Copy out every line of the listing below without changes, leaving out the pictures.

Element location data
━━━━━━━━━━

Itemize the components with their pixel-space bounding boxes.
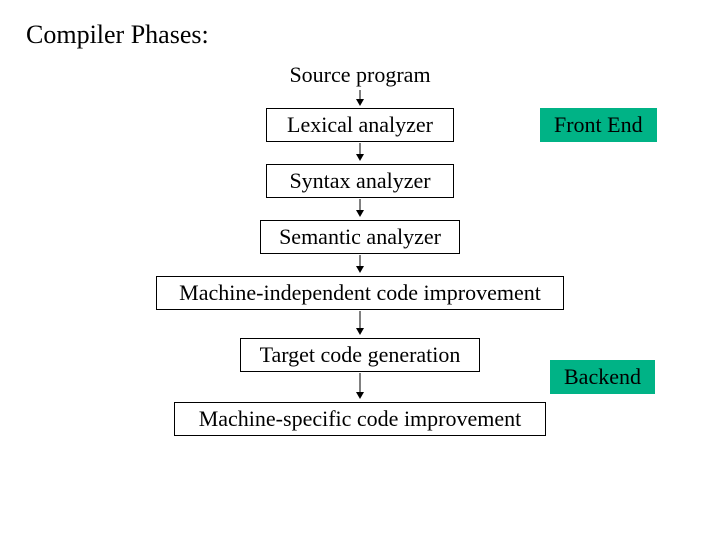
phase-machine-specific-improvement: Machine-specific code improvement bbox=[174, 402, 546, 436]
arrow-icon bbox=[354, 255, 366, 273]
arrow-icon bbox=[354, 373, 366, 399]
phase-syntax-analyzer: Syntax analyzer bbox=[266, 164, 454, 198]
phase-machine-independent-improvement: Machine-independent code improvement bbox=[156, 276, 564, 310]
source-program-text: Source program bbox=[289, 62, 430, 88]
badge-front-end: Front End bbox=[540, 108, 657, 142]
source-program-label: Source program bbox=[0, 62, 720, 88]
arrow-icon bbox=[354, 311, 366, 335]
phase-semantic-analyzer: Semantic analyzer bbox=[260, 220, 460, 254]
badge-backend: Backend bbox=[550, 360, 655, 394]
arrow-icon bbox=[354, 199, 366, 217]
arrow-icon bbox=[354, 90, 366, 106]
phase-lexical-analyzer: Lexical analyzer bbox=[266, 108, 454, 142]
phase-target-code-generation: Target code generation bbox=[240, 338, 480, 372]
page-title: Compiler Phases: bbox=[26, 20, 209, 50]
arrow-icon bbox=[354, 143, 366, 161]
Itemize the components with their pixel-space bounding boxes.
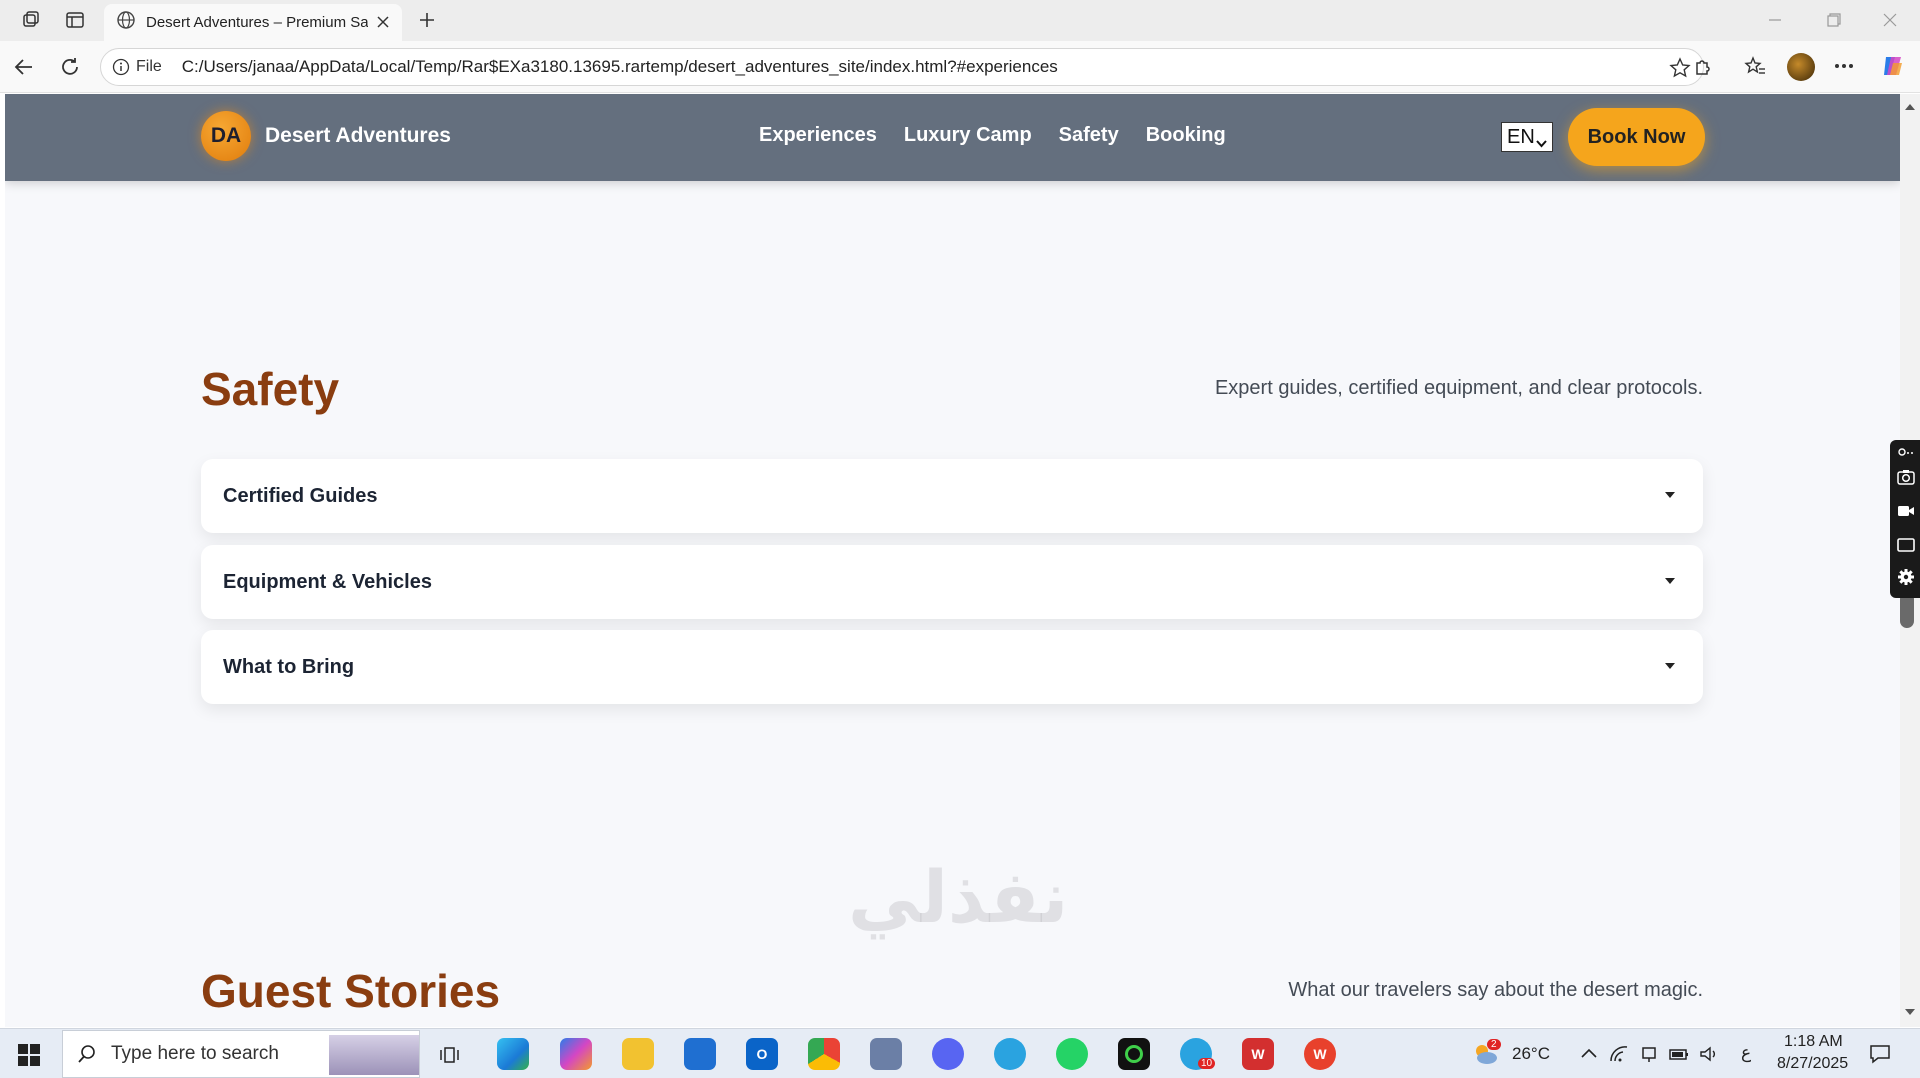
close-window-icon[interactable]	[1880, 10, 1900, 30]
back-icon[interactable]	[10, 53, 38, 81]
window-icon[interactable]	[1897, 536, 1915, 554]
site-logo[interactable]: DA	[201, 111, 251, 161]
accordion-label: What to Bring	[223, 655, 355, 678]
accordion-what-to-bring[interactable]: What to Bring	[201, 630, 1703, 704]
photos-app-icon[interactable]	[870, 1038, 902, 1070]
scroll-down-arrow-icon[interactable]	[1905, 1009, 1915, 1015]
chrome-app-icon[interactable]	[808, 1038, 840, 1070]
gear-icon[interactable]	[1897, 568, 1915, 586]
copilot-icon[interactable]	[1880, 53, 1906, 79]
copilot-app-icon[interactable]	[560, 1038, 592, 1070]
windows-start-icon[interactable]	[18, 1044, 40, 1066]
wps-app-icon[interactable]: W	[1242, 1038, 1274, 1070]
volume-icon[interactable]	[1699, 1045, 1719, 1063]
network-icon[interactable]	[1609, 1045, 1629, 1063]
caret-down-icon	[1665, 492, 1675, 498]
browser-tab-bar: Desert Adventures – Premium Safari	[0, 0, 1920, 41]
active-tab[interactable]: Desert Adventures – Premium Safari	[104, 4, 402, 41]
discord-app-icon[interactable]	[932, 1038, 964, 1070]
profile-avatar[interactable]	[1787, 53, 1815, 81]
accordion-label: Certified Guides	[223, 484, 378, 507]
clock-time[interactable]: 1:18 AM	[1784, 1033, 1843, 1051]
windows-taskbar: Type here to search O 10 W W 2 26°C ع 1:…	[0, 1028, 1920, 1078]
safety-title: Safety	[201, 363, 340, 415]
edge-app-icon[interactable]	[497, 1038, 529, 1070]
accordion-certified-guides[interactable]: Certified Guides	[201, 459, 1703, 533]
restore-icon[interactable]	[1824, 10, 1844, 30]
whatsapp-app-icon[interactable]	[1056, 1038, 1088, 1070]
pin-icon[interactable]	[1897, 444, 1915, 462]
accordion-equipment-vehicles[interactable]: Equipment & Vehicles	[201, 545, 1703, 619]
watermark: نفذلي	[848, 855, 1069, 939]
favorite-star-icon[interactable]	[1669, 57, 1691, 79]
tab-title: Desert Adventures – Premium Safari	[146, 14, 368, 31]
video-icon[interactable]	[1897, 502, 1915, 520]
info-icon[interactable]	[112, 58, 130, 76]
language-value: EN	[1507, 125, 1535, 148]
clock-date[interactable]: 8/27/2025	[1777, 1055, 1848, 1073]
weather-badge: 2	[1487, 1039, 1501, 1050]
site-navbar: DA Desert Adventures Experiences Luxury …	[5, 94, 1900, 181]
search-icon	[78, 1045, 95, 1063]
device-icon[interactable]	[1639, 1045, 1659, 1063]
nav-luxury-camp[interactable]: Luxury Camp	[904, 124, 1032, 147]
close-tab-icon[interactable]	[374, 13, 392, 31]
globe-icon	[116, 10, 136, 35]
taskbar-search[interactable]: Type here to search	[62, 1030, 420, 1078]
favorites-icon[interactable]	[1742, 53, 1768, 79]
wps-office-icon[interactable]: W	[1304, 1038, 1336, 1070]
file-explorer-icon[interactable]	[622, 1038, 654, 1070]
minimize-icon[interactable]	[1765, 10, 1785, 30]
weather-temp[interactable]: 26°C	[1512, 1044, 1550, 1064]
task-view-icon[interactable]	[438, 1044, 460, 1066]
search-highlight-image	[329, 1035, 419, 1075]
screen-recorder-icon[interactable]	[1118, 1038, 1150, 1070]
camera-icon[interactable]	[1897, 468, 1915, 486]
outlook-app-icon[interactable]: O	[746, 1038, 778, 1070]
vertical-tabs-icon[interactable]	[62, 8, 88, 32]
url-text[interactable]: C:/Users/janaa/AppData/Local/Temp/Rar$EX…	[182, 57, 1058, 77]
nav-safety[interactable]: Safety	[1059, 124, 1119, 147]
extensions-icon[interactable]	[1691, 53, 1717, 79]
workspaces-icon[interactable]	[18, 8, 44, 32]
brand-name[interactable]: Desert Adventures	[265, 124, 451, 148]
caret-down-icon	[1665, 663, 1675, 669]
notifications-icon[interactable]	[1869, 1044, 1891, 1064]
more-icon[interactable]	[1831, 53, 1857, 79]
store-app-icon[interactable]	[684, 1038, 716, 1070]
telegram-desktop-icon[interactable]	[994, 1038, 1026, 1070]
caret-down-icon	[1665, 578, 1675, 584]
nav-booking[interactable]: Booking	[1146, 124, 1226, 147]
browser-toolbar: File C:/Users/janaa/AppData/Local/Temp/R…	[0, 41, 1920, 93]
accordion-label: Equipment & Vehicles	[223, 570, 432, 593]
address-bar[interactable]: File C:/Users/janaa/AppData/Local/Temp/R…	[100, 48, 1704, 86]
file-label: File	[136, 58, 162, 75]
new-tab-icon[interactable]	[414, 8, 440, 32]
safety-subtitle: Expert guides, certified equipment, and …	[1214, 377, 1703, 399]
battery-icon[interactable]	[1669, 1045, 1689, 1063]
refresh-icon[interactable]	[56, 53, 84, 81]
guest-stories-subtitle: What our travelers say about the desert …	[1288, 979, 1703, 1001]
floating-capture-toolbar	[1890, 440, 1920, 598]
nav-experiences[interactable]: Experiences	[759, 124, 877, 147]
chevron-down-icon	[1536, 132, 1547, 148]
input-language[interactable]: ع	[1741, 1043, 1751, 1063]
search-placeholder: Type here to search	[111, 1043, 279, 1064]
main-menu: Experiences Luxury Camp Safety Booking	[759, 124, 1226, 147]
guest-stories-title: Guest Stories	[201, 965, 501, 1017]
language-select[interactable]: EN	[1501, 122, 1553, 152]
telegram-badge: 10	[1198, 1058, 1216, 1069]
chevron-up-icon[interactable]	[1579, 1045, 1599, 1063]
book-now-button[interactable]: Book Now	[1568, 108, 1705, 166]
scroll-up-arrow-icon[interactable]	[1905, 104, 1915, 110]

━━━━━━━━━━

- [RESPONSE TO THE TASK]
Itemize the components with their pixel-space bounding boxes.
phase-machine-specific-improvement: Machine-specific code improvement bbox=[174, 402, 546, 436]
arrow-icon bbox=[354, 255, 366, 273]
arrow-icon bbox=[354, 373, 366, 399]
phase-syntax-analyzer: Syntax analyzer bbox=[266, 164, 454, 198]
phase-machine-independent-improvement: Machine-independent code improvement bbox=[156, 276, 564, 310]
source-program-text: Source program bbox=[289, 62, 430, 88]
badge-front-end: Front End bbox=[540, 108, 657, 142]
source-program-label: Source program bbox=[0, 62, 720, 88]
arrow-icon bbox=[354, 311, 366, 335]
phase-semantic-analyzer: Semantic analyzer bbox=[260, 220, 460, 254]
badge-backend: Backend bbox=[550, 360, 655, 394]
arrow-icon bbox=[354, 199, 366, 217]
arrow-icon bbox=[354, 90, 366, 106]
phase-lexical-analyzer: Lexical analyzer bbox=[266, 108, 454, 142]
phase-target-code-generation: Target code generation bbox=[240, 338, 480, 372]
page-title: Compiler Phases: bbox=[26, 20, 209, 50]
arrow-icon bbox=[354, 143, 366, 161]
Itemize the components with their pixel-space bounding boxes.
close-window-icon[interactable]	[1880, 10, 1900, 30]
back-icon[interactable]	[10, 53, 38, 81]
window-icon[interactable]	[1897, 536, 1915, 554]
site-logo[interactable]: DA	[201, 111, 251, 161]
accordion-label: What to Bring	[223, 655, 355, 678]
accordion-what-to-bring[interactable]: What to Bring	[201, 630, 1703, 704]
photos-app-icon[interactable]	[870, 1038, 902, 1070]
scroll-down-arrow-icon[interactable]	[1905, 1009, 1915, 1015]
chrome-app-icon[interactable]	[808, 1038, 840, 1070]
gear-icon[interactable]	[1897, 568, 1915, 586]
copilot-icon[interactable]	[1880, 53, 1906, 79]
copilot-app-icon[interactable]	[560, 1038, 592, 1070]
windows-start-icon[interactable]	[18, 1044, 40, 1066]
wps-app-icon[interactable]: W	[1242, 1038, 1274, 1070]
volume-icon[interactable]	[1699, 1045, 1719, 1063]
network-icon[interactable]	[1609, 1045, 1629, 1063]
caret-down-icon	[1665, 492, 1675, 498]
browser-tab-bar: Desert Adventures – Premium Safari	[0, 0, 1920, 41]
active-tab[interactable]: Desert Adventures – Premium Safari	[104, 4, 402, 41]
discord-app-icon[interactable]	[932, 1038, 964, 1070]
profile-avatar[interactable]	[1787, 53, 1815, 81]
accordion-label: Certified Guides	[223, 484, 378, 507]
clock-time[interactable]: 1:18 AM	[1784, 1033, 1843, 1051]
windows-taskbar: Type here to search O 10 W W 2 26°C ع 1:…	[0, 1028, 1920, 1078]
safety-title: Safety	[201, 363, 340, 415]
edge-app-icon[interactable]	[497, 1038, 529, 1070]
accordion-certified-guides[interactable]: Certified Guides	[201, 459, 1703, 533]
restore-icon[interactable]	[1824, 10, 1844, 30]
whatsapp-app-icon[interactable]	[1056, 1038, 1088, 1070]
pin-icon[interactable]	[1897, 444, 1915, 462]
accordion-equipment-vehicles[interactable]: Equipment & Vehicles	[201, 545, 1703, 619]
watermark: نفذلي	[848, 855, 1069, 939]
favorite-star-icon[interactable]	[1669, 57, 1691, 79]
tab-title: Desert Adventures – Premium Safari	[146, 14, 368, 31]
video-icon[interactable]	[1897, 502, 1915, 520]
info-icon[interactable]	[112, 58, 130, 76]
language-value: EN	[1507, 125, 1535, 148]
clock-date[interactable]: 8/27/2025	[1777, 1055, 1848, 1073]
weather-badge: 2	[1487, 1039, 1501, 1050]
site-navbar: DA Desert Adventures Experiences Luxury …	[5, 94, 1900, 181]
search-icon	[78, 1045, 95, 1063]
device-icon[interactable]	[1639, 1045, 1659, 1063]
nav-luxury-camp[interactable]: Luxury Camp	[904, 124, 1032, 147]
close-tab-icon[interactable]	[374, 13, 392, 31]
globe-icon	[116, 10, 136, 35]
taskbar-search[interactable]: Type here to search	[62, 1030, 420, 1078]
favorites-icon[interactable]	[1742, 53, 1768, 79]
wps-office-icon[interactable]: W	[1304, 1038, 1336, 1070]
file-explorer-icon[interactable]	[622, 1038, 654, 1070]
minimize-icon[interactable]	[1765, 10, 1785, 30]
weather-temp[interactable]: 26°C	[1512, 1044, 1550, 1064]
task-view-icon[interactable]	[438, 1044, 460, 1066]
search-highlight-image	[329, 1035, 419, 1075]
screen-recorder-icon[interactable]	[1118, 1038, 1150, 1070]
camera-icon[interactable]	[1897, 468, 1915, 486]
outlook-app-icon[interactable]: O	[746, 1038, 778, 1070]
vertical-tabs-icon[interactable]	[62, 8, 88, 32]
url-text[interactable]: C:/Users/janaa/AppData/Local/Temp/Rar$EX…	[182, 57, 1058, 77]
nav-safety[interactable]: Safety	[1059, 124, 1119, 147]
extensions-icon[interactable]	[1691, 53, 1717, 79]
workspaces-icon[interactable]	[18, 8, 44, 32]
brand-name[interactable]: Desert Adventures	[265, 124, 451, 148]
caret-down-icon	[1665, 663, 1675, 669]
notifications-icon[interactable]	[1869, 1044, 1891, 1064]
more-icon[interactable]	[1831, 53, 1857, 79]
store-app-icon[interactable]	[684, 1038, 716, 1070]
telegram-desktop-icon[interactable]	[994, 1038, 1026, 1070]
caret-down-icon	[1665, 578, 1675, 584]
nav-booking[interactable]: Booking	[1146, 124, 1226, 147]
browser-toolbar: File C:/Users/janaa/AppData/Local/Temp/R…	[0, 41, 1920, 93]
accordion-label: Equipment & Vehicles	[223, 570, 432, 593]
address-bar[interactable]: File C:/Users/janaa/AppData/Local/Temp/R…	[100, 48, 1704, 86]
file-label: File	[136, 58, 162, 75]
new-tab-icon[interactable]	[414, 8, 440, 32]
safety-subtitle: Expert guides, certified equipment, and …	[1214, 377, 1703, 399]
battery-icon[interactable]	[1669, 1045, 1689, 1063]
refresh-icon[interactable]	[56, 53, 84, 81]
guest-stories-subtitle: What our travelers say about the desert …	[1288, 979, 1703, 1001]
floating-capture-toolbar	[1890, 440, 1920, 598]
nav-experiences[interactable]: Experiences	[759, 124, 877, 147]
chevron-down-icon	[1536, 132, 1547, 148]
input-language[interactable]: ع	[1741, 1043, 1751, 1063]
search-placeholder: Type here to search	[111, 1043, 279, 1064]
main-menu: Experiences Luxury Camp Safety Booking	[759, 124, 1226, 147]
guest-stories-title: Guest Stories	[201, 965, 501, 1017]
language-select[interactable]: EN	[1501, 122, 1553, 152]
telegram-badge: 10	[1198, 1058, 1216, 1069]
chevron-up-icon[interactable]	[1579, 1045, 1599, 1063]
book-now-button[interactable]: Book Now	[1568, 108, 1705, 166]
scroll-up-arrow-icon[interactable]	[1905, 104, 1915, 110]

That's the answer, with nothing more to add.